[Your goal] Return each entry exactly, with none missing.

-------

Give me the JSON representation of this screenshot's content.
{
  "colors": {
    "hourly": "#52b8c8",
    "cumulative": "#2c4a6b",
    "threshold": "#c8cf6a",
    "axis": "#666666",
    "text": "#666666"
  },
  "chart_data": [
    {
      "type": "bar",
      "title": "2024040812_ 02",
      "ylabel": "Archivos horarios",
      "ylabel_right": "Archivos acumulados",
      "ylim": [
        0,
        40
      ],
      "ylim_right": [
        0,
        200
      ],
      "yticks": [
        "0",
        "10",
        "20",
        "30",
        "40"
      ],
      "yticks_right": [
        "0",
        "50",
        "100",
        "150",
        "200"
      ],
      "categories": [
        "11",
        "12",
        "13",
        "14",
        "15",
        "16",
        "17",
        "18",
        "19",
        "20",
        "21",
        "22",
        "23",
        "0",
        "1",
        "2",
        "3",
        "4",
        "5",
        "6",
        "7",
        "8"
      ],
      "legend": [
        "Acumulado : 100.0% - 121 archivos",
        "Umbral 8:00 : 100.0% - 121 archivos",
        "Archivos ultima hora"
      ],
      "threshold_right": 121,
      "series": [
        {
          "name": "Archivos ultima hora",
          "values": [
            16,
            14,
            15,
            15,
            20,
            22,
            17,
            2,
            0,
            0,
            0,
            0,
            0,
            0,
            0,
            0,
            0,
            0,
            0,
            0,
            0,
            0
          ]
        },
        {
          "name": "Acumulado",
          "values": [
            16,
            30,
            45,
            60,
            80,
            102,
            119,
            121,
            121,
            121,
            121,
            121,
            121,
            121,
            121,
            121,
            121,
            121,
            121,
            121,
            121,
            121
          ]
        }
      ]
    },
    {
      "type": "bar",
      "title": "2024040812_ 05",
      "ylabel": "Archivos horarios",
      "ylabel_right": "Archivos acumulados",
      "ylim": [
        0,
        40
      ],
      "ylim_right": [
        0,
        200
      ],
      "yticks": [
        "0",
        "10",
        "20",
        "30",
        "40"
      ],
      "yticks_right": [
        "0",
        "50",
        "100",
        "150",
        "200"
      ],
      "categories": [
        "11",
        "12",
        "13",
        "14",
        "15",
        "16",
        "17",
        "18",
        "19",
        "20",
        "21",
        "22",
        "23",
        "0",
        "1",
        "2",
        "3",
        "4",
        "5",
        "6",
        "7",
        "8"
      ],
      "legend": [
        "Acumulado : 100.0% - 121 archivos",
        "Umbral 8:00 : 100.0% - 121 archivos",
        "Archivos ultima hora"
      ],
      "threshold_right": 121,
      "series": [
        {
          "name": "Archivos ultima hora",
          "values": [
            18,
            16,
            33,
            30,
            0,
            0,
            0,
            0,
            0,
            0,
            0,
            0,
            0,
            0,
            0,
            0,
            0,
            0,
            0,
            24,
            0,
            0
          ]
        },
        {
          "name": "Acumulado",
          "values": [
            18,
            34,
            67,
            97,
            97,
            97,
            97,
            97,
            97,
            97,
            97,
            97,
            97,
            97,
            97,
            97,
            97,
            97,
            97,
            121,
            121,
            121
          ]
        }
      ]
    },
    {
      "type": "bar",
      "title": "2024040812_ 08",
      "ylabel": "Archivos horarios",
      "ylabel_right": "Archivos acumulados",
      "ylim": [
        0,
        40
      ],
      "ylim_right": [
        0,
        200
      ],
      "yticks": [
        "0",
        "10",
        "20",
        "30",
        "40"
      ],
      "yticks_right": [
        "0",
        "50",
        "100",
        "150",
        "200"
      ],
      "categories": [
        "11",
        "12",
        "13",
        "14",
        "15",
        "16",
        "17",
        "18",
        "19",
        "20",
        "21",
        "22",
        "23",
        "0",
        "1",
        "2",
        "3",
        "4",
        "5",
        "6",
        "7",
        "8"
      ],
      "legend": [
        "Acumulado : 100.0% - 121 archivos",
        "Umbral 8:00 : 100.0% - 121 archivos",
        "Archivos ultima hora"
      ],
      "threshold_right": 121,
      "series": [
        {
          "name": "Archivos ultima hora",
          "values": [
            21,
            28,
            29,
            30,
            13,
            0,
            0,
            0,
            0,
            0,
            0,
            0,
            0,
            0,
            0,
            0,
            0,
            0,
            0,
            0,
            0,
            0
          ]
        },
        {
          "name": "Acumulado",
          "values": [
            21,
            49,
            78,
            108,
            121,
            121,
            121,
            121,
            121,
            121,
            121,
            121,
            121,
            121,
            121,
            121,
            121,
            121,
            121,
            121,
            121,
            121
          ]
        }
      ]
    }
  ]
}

-------

[Expected answer]
Give me the JSON representation of this screenshot's content.
{
  "colors": {
    "hourly": "#52b8c8",
    "cumulative": "#2c4a6b",
    "threshold": "#c8cf6a",
    "axis": "#666666",
    "text": "#666666"
  },
  "chart_data": [
    {
      "type": "bar",
      "title": "2024040812_ 02",
      "ylabel": "Archivos horarios",
      "ylabel_right": "Archivos acumulados",
      "ylim": [
        0,
        40
      ],
      "ylim_right": [
        0,
        200
      ],
      "yticks": [
        "0",
        "10",
        "20",
        "30",
        "40"
      ],
      "yticks_right": [
        "0",
        "50",
        "100",
        "150",
        "200"
      ],
      "categories": [
        "11",
        "12",
        "13",
        "14",
        "15",
        "16",
        "17",
        "18",
        "19",
        "20",
        "21",
        "22",
        "23",
        "0",
        "1",
        "2",
        "3",
        "4",
        "5",
        "6",
        "7",
        "8"
      ],
      "legend": [
        "Acumulado : 100.0% - 121 archivos",
        "Umbral 8:00 : 100.0% - 121 archivos",
        "Archivos ultima hora"
      ],
      "threshold_right": 121,
      "series": [
        {
          "name": "Archivos ultima hora",
          "values": [
            16,
            14,
            15,
            15,
            20,
            22,
            17,
            2,
            0,
            0,
            0,
            0,
            0,
            0,
            0,
            0,
            0,
            0,
            0,
            0,
            0,
            0
          ]
        },
        {
          "name": "Acumulado",
          "values": [
            16,
            30,
            45,
            60,
            80,
            102,
            119,
            121,
            121,
            121,
            121,
            121,
            121,
            121,
            121,
            121,
            121,
            121,
            121,
            121,
            121,
            121
          ]
        }
      ]
    },
    {
      "type": "bar",
      "title": "2024040812_ 05",
      "ylabel": "Archivos horarios",
      "ylabel_right": "Archivos acumulados",
      "ylim": [
        0,
        40
      ],
      "ylim_right": [
        0,
        200
      ],
      "yticks": [
        "0",
        "10",
        "20",
        "30",
        "40"
      ],
      "yticks_right": [
        "0",
        "50",
        "100",
        "150",
        "200"
      ],
      "categories": [
        "11",
        "12",
        "13",
        "14",
        "15",
        "16",
        "17",
        "18",
        "19",
        "20",
        "21",
        "22",
        "23",
        "0",
        "1",
        "2",
        "3",
        "4",
        "5",
        "6",
        "7",
        "8"
      ],
      "legend": [
        "Acumulado : 100.0% - 121 archivos",
        "Umbral 8:00 : 100.0% - 121 archivos",
        "Archivos ultima hora"
      ],
      "threshold_right": 121,
      "series": [
        {
          "name": "Archivos ultima hora",
          "values": [
            18,
            16,
            33,
            30,
            0,
            0,
            0,
            0,
            0,
            0,
            0,
            0,
            0,
            0,
            0,
            0,
            0,
            0,
            0,
            24,
            0,
            0
          ]
        },
        {
          "name": "Acumulado",
          "values": [
            18,
            34,
            67,
            97,
            97,
            97,
            97,
            97,
            97,
            97,
            97,
            97,
            97,
            97,
            97,
            97,
            97,
            97,
            97,
            121,
            121,
            121
          ]
        }
      ]
    },
    {
      "type": "bar",
      "title": "2024040812_ 08",
      "ylabel": "Archivos horarios",
      "ylabel_right": "Archivos acumulados",
      "ylim": [
        0,
        40
      ],
      "ylim_right": [
        0,
        200
      ],
      "yticks": [
        "0",
        "10",
        "20",
        "30",
        "40"
      ],
      "yticks_right": [
        "0",
        "50",
        "100",
        "150",
        "200"
      ],
      "categories": [
        "11",
        "12",
        "13",
        "14",
        "15",
        "16",
        "17",
        "18",
        "19",
        "20",
        "21",
        "22",
        "23",
        "0",
        "1",
        "2",
        "3",
        "4",
        "5",
        "6",
        "7",
        "8"
      ],
      "legend": [
        "Acumulado : 100.0% - 121 archivos",
        "Umbral 8:00 : 100.0% - 121 archivos",
        "Archivos ultima hora"
      ],
      "threshold_right": 121,
      "series": [
        {
          "name": "Archivos ultima hora",
          "values": [
            21,
            28,
            29,
            30,
            13,
            0,
            0,
            0,
            0,
            0,
            0,
            0,
            0,
            0,
            0,
            0,
            0,
            0,
            0,
            0,
            0,
            0
          ]
        },
        {
          "name": "Acumulado",
          "values": [
            21,
            49,
            78,
            108,
            121,
            121,
            121,
            121,
            121,
            121,
            121,
            121,
            121,
            121,
            121,
            121,
            121,
            121,
            121,
            121,
            121,
            121
          ]
        }
      ]
    }
  ]
}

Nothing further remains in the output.